§ Exercise instructions: Copy out lines with the word "this" from the material that follows.

§ Provided data:

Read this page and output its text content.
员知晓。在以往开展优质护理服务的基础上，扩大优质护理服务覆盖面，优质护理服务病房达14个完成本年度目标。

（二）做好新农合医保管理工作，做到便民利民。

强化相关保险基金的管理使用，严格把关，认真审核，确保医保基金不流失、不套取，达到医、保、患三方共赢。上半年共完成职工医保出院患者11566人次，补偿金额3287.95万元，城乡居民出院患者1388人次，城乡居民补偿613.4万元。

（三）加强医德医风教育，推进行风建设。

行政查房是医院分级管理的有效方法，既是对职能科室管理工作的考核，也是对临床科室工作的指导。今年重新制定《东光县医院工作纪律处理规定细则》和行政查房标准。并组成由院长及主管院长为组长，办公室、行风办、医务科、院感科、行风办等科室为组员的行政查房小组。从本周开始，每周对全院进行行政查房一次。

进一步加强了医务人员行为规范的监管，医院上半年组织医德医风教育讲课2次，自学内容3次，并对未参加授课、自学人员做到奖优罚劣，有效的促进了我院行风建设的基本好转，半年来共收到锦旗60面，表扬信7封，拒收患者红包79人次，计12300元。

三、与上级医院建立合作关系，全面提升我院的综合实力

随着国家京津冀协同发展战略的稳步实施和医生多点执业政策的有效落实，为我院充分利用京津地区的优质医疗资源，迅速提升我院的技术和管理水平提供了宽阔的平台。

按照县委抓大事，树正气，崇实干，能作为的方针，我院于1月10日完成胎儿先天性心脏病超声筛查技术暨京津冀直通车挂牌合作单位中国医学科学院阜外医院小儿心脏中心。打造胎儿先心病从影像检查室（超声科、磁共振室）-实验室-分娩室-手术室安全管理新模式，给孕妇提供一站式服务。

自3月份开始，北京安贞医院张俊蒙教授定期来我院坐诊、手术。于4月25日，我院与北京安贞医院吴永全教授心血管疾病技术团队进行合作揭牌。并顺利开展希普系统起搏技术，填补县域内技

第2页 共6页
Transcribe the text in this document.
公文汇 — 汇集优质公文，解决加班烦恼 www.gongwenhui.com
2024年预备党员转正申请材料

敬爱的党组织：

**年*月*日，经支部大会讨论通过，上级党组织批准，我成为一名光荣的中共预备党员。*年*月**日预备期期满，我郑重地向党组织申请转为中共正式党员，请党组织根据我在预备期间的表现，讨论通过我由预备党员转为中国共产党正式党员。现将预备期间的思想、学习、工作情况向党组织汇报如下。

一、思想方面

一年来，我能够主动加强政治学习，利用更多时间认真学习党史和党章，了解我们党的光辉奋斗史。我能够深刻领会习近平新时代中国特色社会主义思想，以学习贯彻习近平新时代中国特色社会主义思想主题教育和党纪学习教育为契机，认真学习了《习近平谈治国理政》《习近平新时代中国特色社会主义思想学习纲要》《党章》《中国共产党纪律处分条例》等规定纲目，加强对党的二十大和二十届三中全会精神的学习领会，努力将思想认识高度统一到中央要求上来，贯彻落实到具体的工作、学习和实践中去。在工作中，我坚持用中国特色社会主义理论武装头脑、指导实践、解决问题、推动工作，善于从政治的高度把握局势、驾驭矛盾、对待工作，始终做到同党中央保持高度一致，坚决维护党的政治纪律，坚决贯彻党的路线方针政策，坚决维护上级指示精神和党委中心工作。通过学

§ Solution:
Read this page and output its text content.
Transcribe the text in this document.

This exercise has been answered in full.